Work to do -
Your task is to restate the data word for word.

(Data entries)
>> start
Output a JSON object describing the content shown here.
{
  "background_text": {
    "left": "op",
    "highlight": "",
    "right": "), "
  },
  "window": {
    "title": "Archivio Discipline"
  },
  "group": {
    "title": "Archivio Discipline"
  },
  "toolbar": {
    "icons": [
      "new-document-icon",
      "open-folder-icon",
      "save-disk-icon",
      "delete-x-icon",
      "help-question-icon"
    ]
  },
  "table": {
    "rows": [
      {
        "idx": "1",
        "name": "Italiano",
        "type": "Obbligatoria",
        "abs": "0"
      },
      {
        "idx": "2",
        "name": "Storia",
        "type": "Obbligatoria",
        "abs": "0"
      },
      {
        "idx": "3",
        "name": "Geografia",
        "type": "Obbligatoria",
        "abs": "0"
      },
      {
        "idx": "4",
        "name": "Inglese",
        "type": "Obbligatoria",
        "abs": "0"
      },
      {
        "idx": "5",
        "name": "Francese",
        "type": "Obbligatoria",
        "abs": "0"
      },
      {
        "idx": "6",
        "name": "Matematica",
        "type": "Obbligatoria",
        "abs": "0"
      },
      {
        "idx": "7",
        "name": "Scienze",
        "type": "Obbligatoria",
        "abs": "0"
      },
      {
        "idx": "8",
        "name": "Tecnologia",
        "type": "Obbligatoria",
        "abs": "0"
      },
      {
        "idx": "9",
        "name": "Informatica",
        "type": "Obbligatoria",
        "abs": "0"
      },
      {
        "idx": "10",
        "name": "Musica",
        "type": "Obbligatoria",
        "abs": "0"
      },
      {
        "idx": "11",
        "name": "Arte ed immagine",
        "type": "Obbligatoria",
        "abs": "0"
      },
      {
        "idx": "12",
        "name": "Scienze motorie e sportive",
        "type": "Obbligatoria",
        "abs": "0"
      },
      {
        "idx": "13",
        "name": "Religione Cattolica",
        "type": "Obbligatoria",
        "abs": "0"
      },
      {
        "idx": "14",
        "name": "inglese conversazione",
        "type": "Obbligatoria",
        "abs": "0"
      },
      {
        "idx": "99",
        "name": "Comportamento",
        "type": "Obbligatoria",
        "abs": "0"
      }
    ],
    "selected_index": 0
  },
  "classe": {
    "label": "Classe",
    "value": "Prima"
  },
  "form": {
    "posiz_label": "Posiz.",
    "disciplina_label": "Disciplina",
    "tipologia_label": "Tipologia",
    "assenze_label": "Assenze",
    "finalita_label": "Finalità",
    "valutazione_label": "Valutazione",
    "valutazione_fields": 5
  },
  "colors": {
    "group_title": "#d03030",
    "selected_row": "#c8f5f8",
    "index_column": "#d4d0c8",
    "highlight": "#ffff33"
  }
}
>> end
Correct result -
Output a JSON object describing the content shown here.
{
  "background_text": {
    "left": "op",
    "highlight": "",
    "right": "), "
  },
  "window": {
    "title": "Archivio Discipline"
  },
  "group": {
    "title": "Archivio Discipline"
  },
  "toolbar": {
    "icons": [
      "new-document-icon",
      "open-folder-icon",
      "save-disk-icon",
      "delete-x-icon",
      "help-question-icon"
    ]
  },
  "table": {
    "rows": [
      {
        "idx": "1",
        "name": "Italiano",
        "type": "Obbligatoria",
        "abs": "0"
      },
      {
        "idx": "2",
        "name": "Storia",
        "type": "Obbligatoria",
        "abs": "0"
      },
      {
        "idx": "3",
        "name": "Geografia",
        "type": "Obbligatoria",
        "abs": "0"
      },
      {
        "idx": "4",
        "name": "Inglese",
        "type": "Obbligatoria",
        "abs": "0"
      },
      {
        "idx": "5",
        "name": "Francese",
        "type": "Obbligatoria",
        "abs": "0"
      },
      {
        "idx": "6",
        "name": "Matematica",
        "type": "Obbligatoria",
        "abs": "0"
      },
      {
        "idx": "7",
        "name": "Scienze",
        "type": "Obbligatoria",
        "abs": "0"
      },
      {
        "idx": "8",
        "name": "Tecnologia",
        "type": "Obbligatoria",
        "abs": "0"
      },
      {
        "idx": "9",
        "name": "Informatica",
        "type": "Obbligatoria",
        "abs": "0"
      },
      {
        "idx": "10",
        "name": "Musica",
        "type": "Obbligatoria",
        "abs": "0"
      },
      {
        "idx": "11",
        "name": "Arte ed immagine",
        "type": "Obbligatoria",
        "abs": "0"
      },
      {
        "idx": "12",
        "name": "Scienze motorie e sportive",
        "type": "Obbligatoria",
        "abs": "0"
      },
      {
        "idx": "13",
        "name": "Religione Cattolica",
        "type": "Obbligatoria",
        "abs": "0"
      },
      {
        "idx": "14",
        "name": "inglese conversazione",
        "type": "Obbligatoria",
        "abs": "0"
      },
      {
        "idx": "99",
        "name": "Comportamento",
        "type": "Obbligatoria",
        "abs": "0"
      }
    ],
    "selected_index": 0
  },
  "classe": {
    "label": "Classe",
    "value": "Prima"
  },
  "form": {
    "posiz_label": "Posiz.",
    "disciplina_label": "Disciplina",
    "tipologia_label": "Tipologia",
    "assenze_label": "Assenze",
    "finalita_label": "Finalità",
    "valutazione_label": "Valutazione",
    "valutazione_fields": 5
  },
  "colors": {
    "group_title": "#d03030",
    "selected_row": "#c8f5f8",
    "index_column": "#d4d0c8",
    "highlight": "#ffff33"
  }
}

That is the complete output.